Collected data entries
———

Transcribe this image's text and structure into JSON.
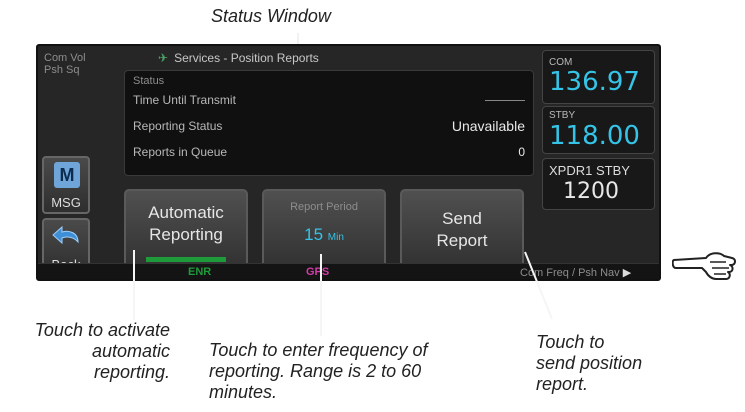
{
  "callouts": {
    "status_window": "Status Window",
    "touch_automatic": [
      "Touch to activate",
      "automatic",
      "reporting."
    ],
    "touch_frequency": [
      "Touch to enter frequency of",
      "reporting. Range is 2 to 60",
      "minutes."
    ],
    "touch_send": [
      "Touch to",
      "send position",
      "report."
    ]
  },
  "left_col": {
    "com_vol": "Com Vol",
    "psh_sq": "Psh Sq",
    "msg_label": "MSG",
    "back_label": "Back"
  },
  "screen": {
    "title": "Services - Position Reports",
    "status": {
      "header": "Status",
      "rows": [
        {
          "label": "Time Until Transmit",
          "value": ""
        },
        {
          "label": "Reporting Status",
          "value": "Unavailable"
        },
        {
          "label": "Reports in Queue",
          "value": "0"
        }
      ]
    },
    "buttons": {
      "automatic_line1": "Automatic",
      "automatic_line2": "Reporting",
      "report_period_label": "Report Period",
      "report_period_value": "15",
      "report_period_unit": "Min",
      "send_line1": "Send",
      "send_line2": "Report"
    }
  },
  "radio": {
    "com_label": "COM",
    "com_value": "136.97",
    "stby_label": "STBY",
    "stby_value": "118.00",
    "xpdr_label": "XPDR1 STBY",
    "xpdr_value": "1200"
  },
  "bottom_bar": {
    "enr": "ENR",
    "gps": "GPS",
    "right": "Com Freq / Psh Nav"
  },
  "colors": {
    "accent_cyan": "#35c3e8",
    "active_green": "#1e9a3a",
    "gps_magenta": "#d23ca8"
  }
}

———

:: Job ::
Copy the listing over exactly, skipping the pictures it holds.

:: Worked answer ::
Transcribe this image's text and structure into JSON.
{
  "callouts": {
    "status_window": "Status Window",
    "touch_automatic": [
      "Touch to activate",
      "automatic",
      "reporting."
    ],
    "touch_frequency": [
      "Touch to enter frequency of",
      "reporting. Range is 2 to 60",
      "minutes."
    ],
    "touch_send": [
      "Touch to",
      "send position",
      "report."
    ]
  },
  "left_col": {
    "com_vol": "Com Vol",
    "psh_sq": "Psh Sq",
    "msg_label": "MSG",
    "back_label": "Back"
  },
  "screen": {
    "title": "Services - Position Reports",
    "status": {
      "header": "Status",
      "rows": [
        {
          "label": "Time Until Transmit",
          "value": ""
        },
        {
          "label": "Reporting Status",
          "value": "Unavailable"
        },
        {
          "label": "Reports in Queue",
          "value": "0"
        }
      ]
    },
    "buttons": {
      "automatic_line1": "Automatic",
      "automatic_line2": "Reporting",
      "report_period_label": "Report Period",
      "report_period_value": "15",
      "report_period_unit": "Min",
      "send_line1": "Send",
      "send_line2": "Report"
    }
  },
  "radio": {
    "com_label": "COM",
    "com_value": "136.97",
    "stby_label": "STBY",
    "stby_value": "118.00",
    "xpdr_label": "XPDR1 STBY",
    "xpdr_value": "1200"
  },
  "bottom_bar": {
    "enr": "ENR",
    "gps": "GPS",
    "right": "Com Freq / Psh Nav"
  },
  "colors": {
    "accent_cyan": "#35c3e8",
    "active_green": "#1e9a3a",
    "gps_magenta": "#d23ca8"
  }
}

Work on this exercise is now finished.